Stored data entries
•••

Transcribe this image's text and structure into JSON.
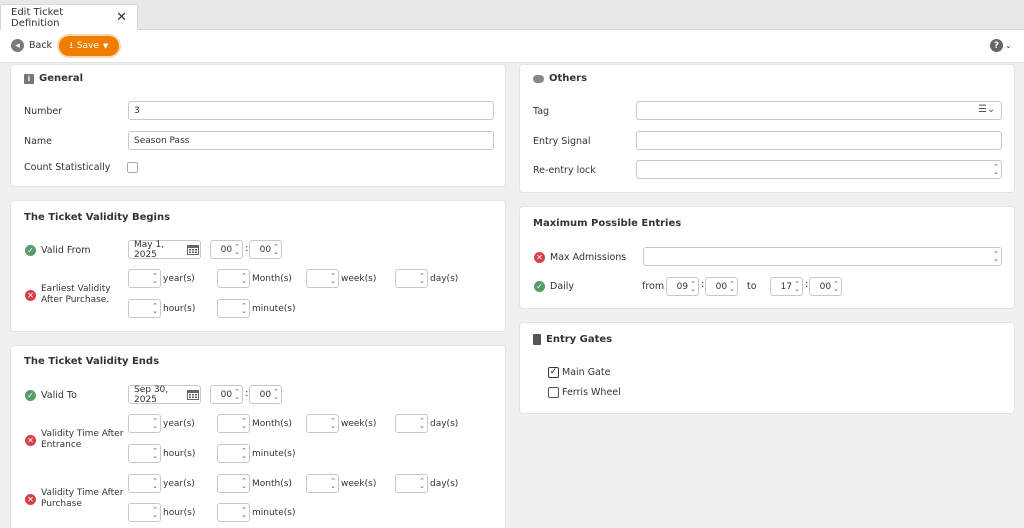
{
  "tab": {
    "title": "Edit Ticket Definition"
  },
  "toolbar": {
    "back_label": "Back",
    "save_label": "Save"
  },
  "general": {
    "title": "General",
    "number_label": "Number",
    "number_value": "3",
    "name_label": "Name",
    "name_value": "Season Pass",
    "count_label": "Count Statistically"
  },
  "validity_begins": {
    "title": "The Ticket Validity Begins",
    "valid_from_label": "Valid From",
    "valid_from_date": "May 1, 2025",
    "valid_from_hour": "00",
    "valid_from_minute": "00",
    "earliest_label_1": "Earliest Validity",
    "earliest_label_2": "After Purchase."
  },
  "validity_ends": {
    "title": "The Ticket Validity Ends",
    "valid_to_label": "Valid To",
    "valid_to_date": "Sep 30, 2025",
    "valid_to_hour": "00",
    "valid_to_minute": "00",
    "after_entrance_label_1": "Validity Time After",
    "after_entrance_label_2": "Entrance",
    "after_purchase_label_1": "Validity Time After",
    "after_purchase_label_2": "Purchase"
  },
  "units": {
    "year": "year(s)",
    "month": "Month(s)",
    "week": "week(s)",
    "day": "day(s)",
    "hour": "hour(s)",
    "minute": "minute(s)"
  },
  "others": {
    "title": "Others",
    "tag_label": "Tag",
    "entry_signal_label": "Entry Signal",
    "reentry_label": "Re-entry lock"
  },
  "max_entries": {
    "title": "Maximum Possible Entries",
    "max_admissions_label": "Max Admissions",
    "daily_label": "Daily",
    "from_label": "from",
    "to_label": "to",
    "from_hour": "09",
    "from_minute": "00",
    "to_hour": "17",
    "to_minute": "00"
  },
  "entry_gates": {
    "title": "Entry Gates",
    "gates": [
      {
        "label": "Main Gate",
        "checked": true
      },
      {
        "label": "Ferris Wheel",
        "checked": false
      }
    ]
  },
  "colors": {
    "accent": "#f07d00",
    "ok": "#5a9a6a",
    "error": "#d7404a"
  }
}
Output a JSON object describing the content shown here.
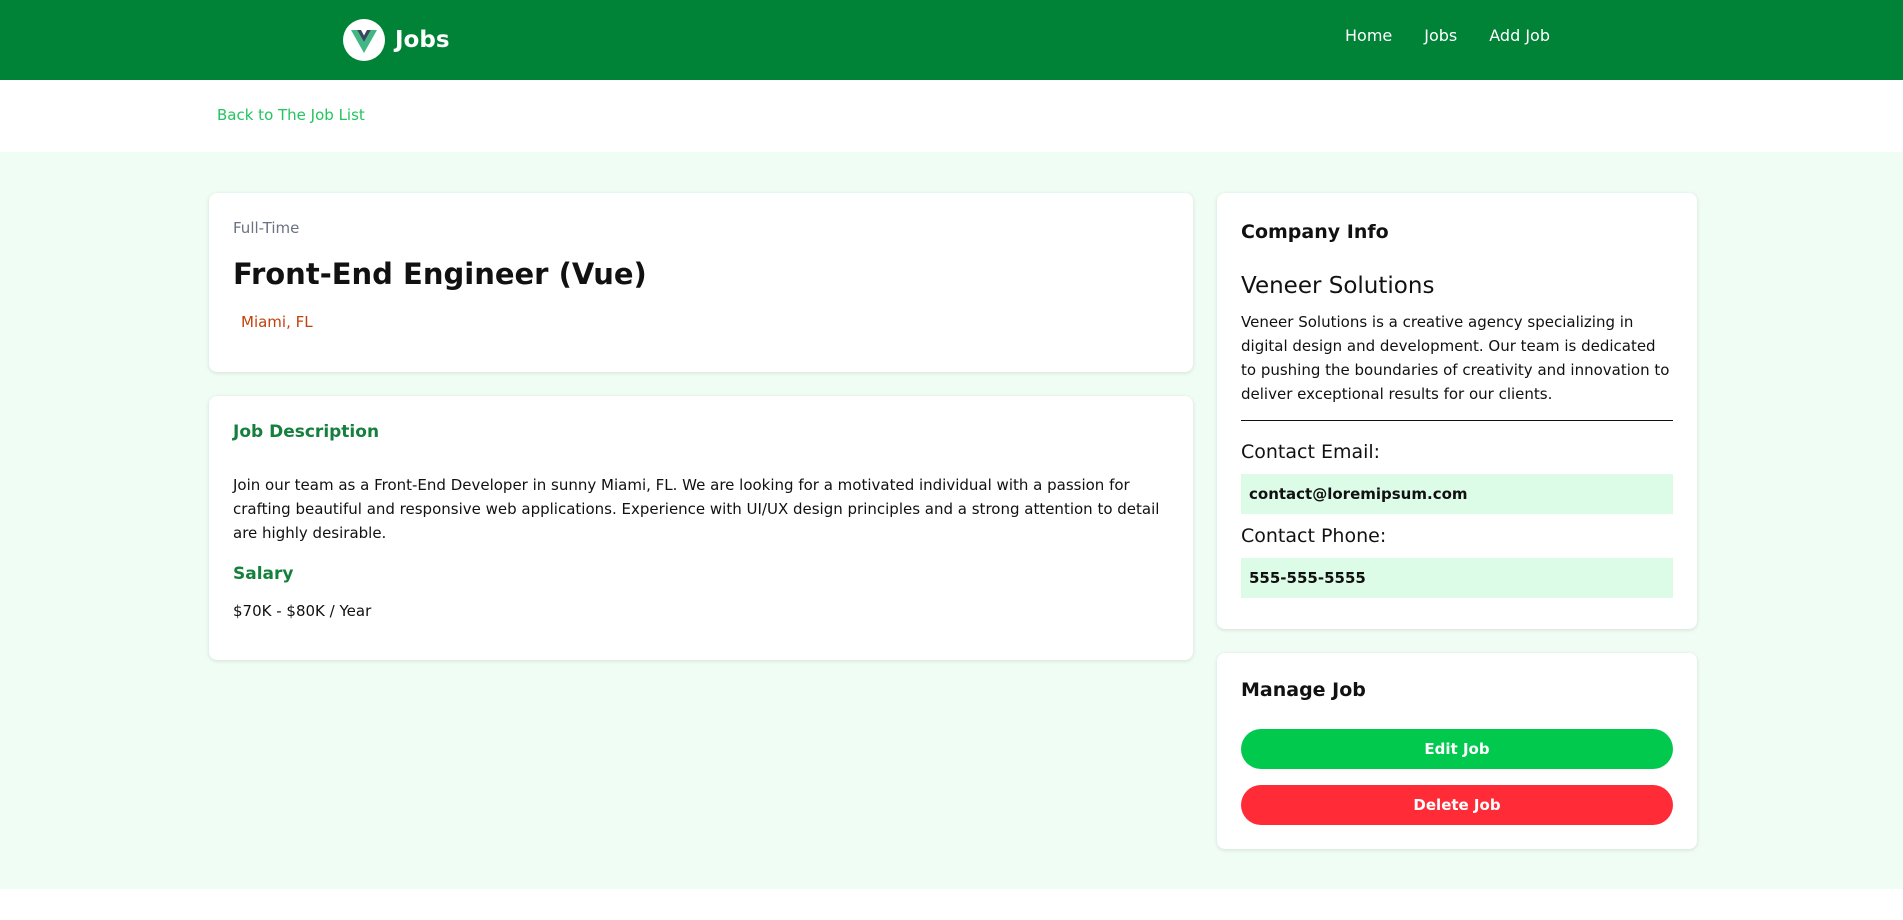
{
  "nav": {
    "brand": "Jobs",
    "links": [
      "Home",
      "Jobs",
      "Add Job"
    ]
  },
  "back_link": "Back to The Job List",
  "job": {
    "type": "Full-Time",
    "title": "Front-End Engineer (Vue)",
    "location": "Miami, FL",
    "description_heading": "Job Description",
    "description": "Join our team as a Front-End Developer in sunny Miami, FL. We are looking for a motivated individual with a passion for crafting beautiful and responsive web applications. Experience with UI/UX design principles and a strong attention to detail are highly desirable.",
    "salary_heading": "Salary",
    "salary": "$70K - $80K / Year"
  },
  "company": {
    "heading": "Company Info",
    "name": "Veneer Solutions",
    "description": "Veneer Solutions is a creative agency specializing in digital design and development. Our team is dedicated to pushing the boundaries of creativity and innovation to deliver exceptional results for our clients.",
    "email_label": "Contact Email:",
    "email": "contact@loremipsum.com",
    "phone_label": "Contact Phone:",
    "phone": "555-555-5555"
  },
  "manage": {
    "heading": "Manage Job",
    "edit_label": "Edit Job",
    "delete_label": "Delete Job"
  },
  "colors": {
    "navbar": "#008337",
    "accent_green": "#22c55e",
    "page_bg": "#f0fdf4",
    "location": "#c2410c",
    "edit_button": "#00c94e",
    "delete_button": "#ff2b37"
  },
  "icons": {
    "logo": "vue-logo-icon",
    "location": "map-marker-icon"
  }
}
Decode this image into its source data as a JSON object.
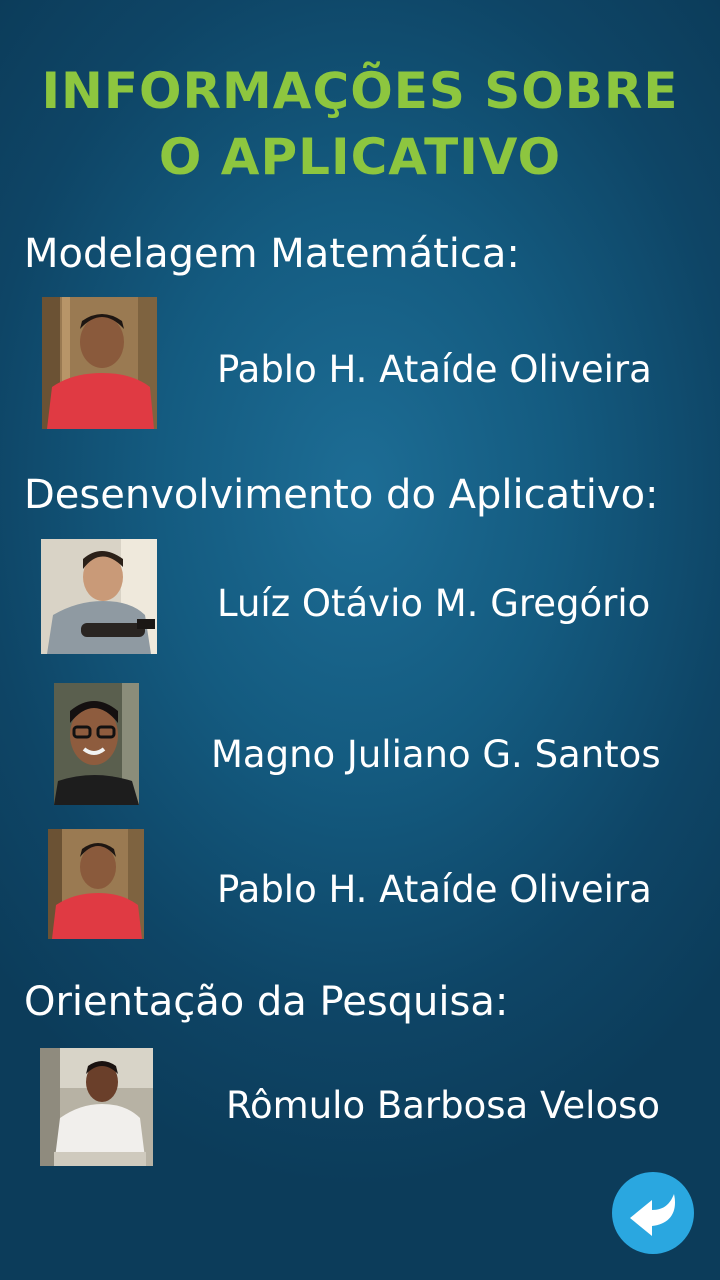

•••

## EXERCISE
Reproduce every entry word for word, but skip any pictures.

## RESULT FOR THIS TASK
Transcribe this image's text and structure into JSON.
{
  "tab": {
    "title": "Edit Ticket Definition"
  },
  "toolbar": {
    "back_label": "Back",
    "save_label": "Save"
  },
  "general": {
    "title": "General",
    "number_label": "Number",
    "number_value": "3",
    "name_label": "Name",
    "name_value": "Season Pass",
    "count_label": "Count Statistically"
  },
  "validity_begins": {
    "title": "The Ticket Validity Begins",
    "valid_from_label": "Valid From",
    "valid_from_date": "May 1, 2025",
    "valid_from_hour": "00",
    "valid_from_minute": "00",
    "earliest_label_1": "Earliest Validity",
    "earliest_label_2": "After Purchase."
  },
  "validity_ends": {
    "title": "The Ticket Validity Ends",
    "valid_to_label": "Valid To",
    "valid_to_date": "Sep 30, 2025",
    "valid_to_hour": "00",
    "valid_to_minute": "00",
    "after_entrance_label_1": "Validity Time After",
    "after_entrance_label_2": "Entrance",
    "after_purchase_label_1": "Validity Time After",
    "after_purchase_label_2": "Purchase"
  },
  "units": {
    "year": "year(s)",
    "month": "Month(s)",
    "week": "week(s)",
    "day": "day(s)",
    "hour": "hour(s)",
    "minute": "minute(s)"
  },
  "others": {
    "title": "Others",
    "tag_label": "Tag",
    "entry_signal_label": "Entry Signal",
    "reentry_label": "Re-entry lock"
  },
  "max_entries": {
    "title": "Maximum Possible Entries",
    "max_admissions_label": "Max Admissions",
    "daily_label": "Daily",
    "from_label": "from",
    "to_label": "to",
    "from_hour": "09",
    "from_minute": "00",
    "to_hour": "17",
    "to_minute": "00"
  },
  "entry_gates": {
    "title": "Entry Gates",
    "gates": [
      {
        "label": "Main Gate",
        "checked": true
      },
      {
        "label": "Ferris Wheel",
        "checked": false
      }
    ]
  },
  "colors": {
    "accent": "#f07d00",
    "ok": "#5a9a6a",
    "error": "#d7404a"
  }
}
Output a JSON object describing the content shown here.
{
  "nav": {
    "brand": "Jobs",
    "links": [
      "Home",
      "Jobs",
      "Add Job"
    ]
  },
  "back_link": "Back to The Job List",
  "job": {
    "type": "Full-Time",
    "title": "Front-End Engineer (Vue)",
    "location": "Miami, FL",
    "description_heading": "Job Description",
    "description": "Join our team as a Front-End Developer in sunny Miami, FL. We are looking for a motivated individual with a passion for crafting beautiful and responsive web applications. Experience with UI/UX design principles and a strong attention to detail are highly desirable.",
    "salary_heading": "Salary",
    "salary": "$70K - $80K / Year"
  },
  "company": {
    "heading": "Company Info",
    "name": "Veneer Solutions",
    "description": "Veneer Solutions is a creative agency specializing in digital design and development. Our team is dedicated to pushing the boundaries of creativity and innovation to deliver exceptional results for our clients.",
    "email_label": "Contact Email:",
    "email": "contact@loremipsum.com",
    "phone_label": "Contact Phone:",
    "phone": "555-555-5555"
  },
  "manage": {
    "heading": "Manage Job",
    "edit_label": "Edit Job",
    "delete_label": "Delete Job"
  },
  "colors": {
    "navbar": "#008337",
    "accent_green": "#22c55e",
    "page_bg": "#f0fdf4",
    "location": "#c2410c",
    "edit_button": "#00c94e",
    "delete_button": "#ff2b37"
  },
  "icons": {
    "logo": "vue-logo-icon",
    "location": "map-marker-icon"
  }
}
Decode this image into its source data as a JSON object.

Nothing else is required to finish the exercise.